> [PASSAGE TO READ]:
* start *

One of the most useful and janky internal tools we have in Buttondown’s codebase is a codegen pipeline called “autogen”. There is nothing “auto” about autogen: it is a series of scripts that munges a bunch of data into a bunch of different formats, to generate things like our API clients and code snippets and storybooks. Some of this data is stateful, and therefore requires a database, and therefore requires migrations — you see how this kind of thing can grow somewhat labrynthine.
Each individual script is pretty simple, but as we’ve found more and more things to glom onto autogen. This, to be clear, is a good thing. It’s really nice to have automatic, consistent data and types everywhere, so that we literally cannot change the API without also pushing a concomitant change to the API docs. With each glom, though, the wall-clock time of running autogen increases — and so I found myself staring down the barrel at a 50second script running whenever we wanted to make any sort of non-trivial change to our schema.
Fifty seconds was too many seconds. I set a budget of ten seconds — still a long time, but significantly less onerous — and began digging in at low-hanging fruit. There was a lot. A few that come to mind:
- We split up our
vite
config so we could only run the portion that we needed (cross-piling and minifying our CSS bundles; - We disabled all Sentry and perf-tracing stuff that was getting enabled as part of the standard build;
- We no-oped all of the Python-land data generation if it was already there, since that stateful data didn’t change very often.
This was all great, but we were still left with 15 seconds of wall clock time. Profiling each individual cog in the script revealed that the problem was essentially “it’s Python”: four items in the script ran Django commands, and just spinning up the Django process and running autodiscovery took around two seconds. Ouch!
The impulse was to cut down that runtime. A great post by Adam led us to discover the biggest culprit was our Stripe imports, and we timeboxed a bit of time to try and get rid of them, either by deferring the imports or excising the library; neither seemed particularly feasible.
Then, suddenly, the answer seemed obvious. If we have four scripts where the fixed cost of invoking Django is the long pole, why not simply combine the scripts?
And that’s exactly what we did:
if len(sys.argv) > 1 and "," in sys.argv[1]:
commands = sys.argv[1].split(",")
original_argv = sys.argv.copy()
for command in commands:
sys.argv[1] = command
execute_from_command_line(sys.argv)
sys.argv = original_argv
else:
execute_from_command_line(sys.argv)

* end *

Stored items from a collection:
* start *

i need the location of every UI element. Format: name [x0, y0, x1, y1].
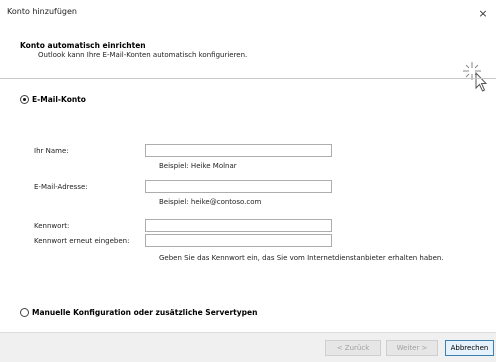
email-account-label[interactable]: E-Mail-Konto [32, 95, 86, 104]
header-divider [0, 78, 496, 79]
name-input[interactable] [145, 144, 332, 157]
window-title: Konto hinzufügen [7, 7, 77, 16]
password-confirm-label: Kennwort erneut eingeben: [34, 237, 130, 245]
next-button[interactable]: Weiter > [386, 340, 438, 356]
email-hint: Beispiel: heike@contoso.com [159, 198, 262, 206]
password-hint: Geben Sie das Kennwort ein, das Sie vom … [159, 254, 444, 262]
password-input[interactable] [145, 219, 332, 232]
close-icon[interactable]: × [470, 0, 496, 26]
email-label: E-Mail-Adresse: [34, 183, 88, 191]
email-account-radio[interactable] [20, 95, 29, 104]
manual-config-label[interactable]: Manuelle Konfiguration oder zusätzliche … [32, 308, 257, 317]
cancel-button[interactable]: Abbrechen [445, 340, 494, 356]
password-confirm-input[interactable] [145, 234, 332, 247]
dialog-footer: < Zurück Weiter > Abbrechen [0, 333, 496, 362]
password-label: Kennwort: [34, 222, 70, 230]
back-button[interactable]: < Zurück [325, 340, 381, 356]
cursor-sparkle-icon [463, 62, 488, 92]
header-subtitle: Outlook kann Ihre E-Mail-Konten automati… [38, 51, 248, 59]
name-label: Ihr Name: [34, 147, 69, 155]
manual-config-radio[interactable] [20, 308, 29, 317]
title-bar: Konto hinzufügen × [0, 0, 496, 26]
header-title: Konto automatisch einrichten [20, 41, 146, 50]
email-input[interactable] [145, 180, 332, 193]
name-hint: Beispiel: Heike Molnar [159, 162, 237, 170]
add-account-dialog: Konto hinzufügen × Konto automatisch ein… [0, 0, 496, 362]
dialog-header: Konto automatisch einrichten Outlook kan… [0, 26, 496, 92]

* end *
* start *

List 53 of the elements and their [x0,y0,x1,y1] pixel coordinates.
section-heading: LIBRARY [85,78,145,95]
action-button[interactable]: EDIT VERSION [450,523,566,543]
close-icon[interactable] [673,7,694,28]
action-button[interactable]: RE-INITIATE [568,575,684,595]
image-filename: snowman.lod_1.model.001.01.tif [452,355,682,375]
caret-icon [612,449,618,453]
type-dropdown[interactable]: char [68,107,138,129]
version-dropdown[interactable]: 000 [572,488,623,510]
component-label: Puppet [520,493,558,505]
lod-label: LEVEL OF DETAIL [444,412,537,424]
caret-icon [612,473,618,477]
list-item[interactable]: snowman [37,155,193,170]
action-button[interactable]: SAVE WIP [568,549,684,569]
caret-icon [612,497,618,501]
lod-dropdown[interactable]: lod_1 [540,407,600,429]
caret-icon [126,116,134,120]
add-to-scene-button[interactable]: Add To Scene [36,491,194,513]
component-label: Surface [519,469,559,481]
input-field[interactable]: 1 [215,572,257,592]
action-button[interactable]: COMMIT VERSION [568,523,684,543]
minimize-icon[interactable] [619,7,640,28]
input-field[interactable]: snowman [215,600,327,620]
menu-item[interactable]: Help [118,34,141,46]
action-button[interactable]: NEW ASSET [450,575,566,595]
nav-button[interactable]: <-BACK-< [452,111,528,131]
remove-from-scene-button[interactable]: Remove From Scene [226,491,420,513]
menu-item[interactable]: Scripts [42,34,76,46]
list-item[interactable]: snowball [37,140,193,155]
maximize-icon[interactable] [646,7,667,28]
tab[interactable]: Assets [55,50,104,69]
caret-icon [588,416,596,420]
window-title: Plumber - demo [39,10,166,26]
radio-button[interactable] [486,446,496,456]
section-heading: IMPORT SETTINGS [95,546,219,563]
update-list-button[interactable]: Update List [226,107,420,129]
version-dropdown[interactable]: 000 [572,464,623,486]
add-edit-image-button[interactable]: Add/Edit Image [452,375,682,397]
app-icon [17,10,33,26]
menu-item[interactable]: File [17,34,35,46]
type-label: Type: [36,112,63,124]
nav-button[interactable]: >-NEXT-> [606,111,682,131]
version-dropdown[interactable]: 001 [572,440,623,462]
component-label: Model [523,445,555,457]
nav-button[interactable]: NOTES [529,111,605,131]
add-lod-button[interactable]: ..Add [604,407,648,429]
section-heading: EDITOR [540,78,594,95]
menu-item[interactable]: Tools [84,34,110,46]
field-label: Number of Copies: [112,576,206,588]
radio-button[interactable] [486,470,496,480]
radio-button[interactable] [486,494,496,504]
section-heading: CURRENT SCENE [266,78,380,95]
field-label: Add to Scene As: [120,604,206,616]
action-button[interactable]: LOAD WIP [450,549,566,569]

* end *

> [GOALS]:
a. Answer these about the post on speeding up autogen:
(i) What time budget was set for running autogen?
(ii) About how long did spinning up the Django process and running autodiscovery take?
(iii) What did a post by Adam help reveal as the biggest culprit?
b. Recast the entries from the line with "List 53 of the" to the line with "maximize-icon[interactable] [646,7,667,28]" as a numbered list.

> [SOLUTIONS TO THE TASKS]:
a.
(i) Ten seconds.
(ii) Around two seconds.
(iii) The Stripe imports.

b.
1. List 53 of the elements and their [x0,y0,x1,y1] pixel coordinates.
2. section-heading: LIBRARY [85,78,145,95]
3. action-button[interactable]: EDIT VERSION [450,523,566,543]
4. close-icon[interactable] [673,7,694,28]
5. action-button[interactable]: RE-INITIATE [568,575,684,595]
6. image-filename: snowman.lod_1.model.001.01.tif [452,355,682,375]
7. caret-icon [612,449,618,453]
8. type-dropdown[interactable]: char [68,107,138,129]
9. version-dropdown[interactable]: 000 [572,488,623,510]
10. component-label: Puppet [520,493,558,505]
11. lod-label: LEVEL OF DETAIL [444,412,537,424]
12. caret-icon [612,473,618,477]
13. list-item[interactable]: snowman [37,155,193,170]
14. action-button[interactable]: SAVE WIP [568,549,684,569]
15. caret-icon [612,497,618,501]
16. lod-dropdown[interactable]: lod_1 [540,407,600,429]
17. caret-icon [126,116,134,120]
18. add-to-scene-button[interactable]: Add To Scene [36,491,194,513]
19. component-label: Surface [519,469,559,481]
20. input-field[interactable]: 1 [215,572,257,592]
21. action-button[interactable]: COMMIT VERSION [568,523,684,543]
22. minimize-icon[interactable] [619,7,640,28]
23. input-field[interactable]: snowman [215,600,327,620]
24. menu-item[interactable]: Help [118,34,141,46]
25. action-button[interactable]: NEW ASSET [450,575,566,595]
26. nav-button[interactable]: <-BACK-< [452,111,528,131]
27. remove-from-scene-button[interactable]: Remove From Scene [226,491,420,513]
28. menu-item[interactable]: Scripts [42,34,76,46]
29. list-item[interactable]: snowball [37,140,193,155]
30. maximize-icon[interactable] [646,7,667,28]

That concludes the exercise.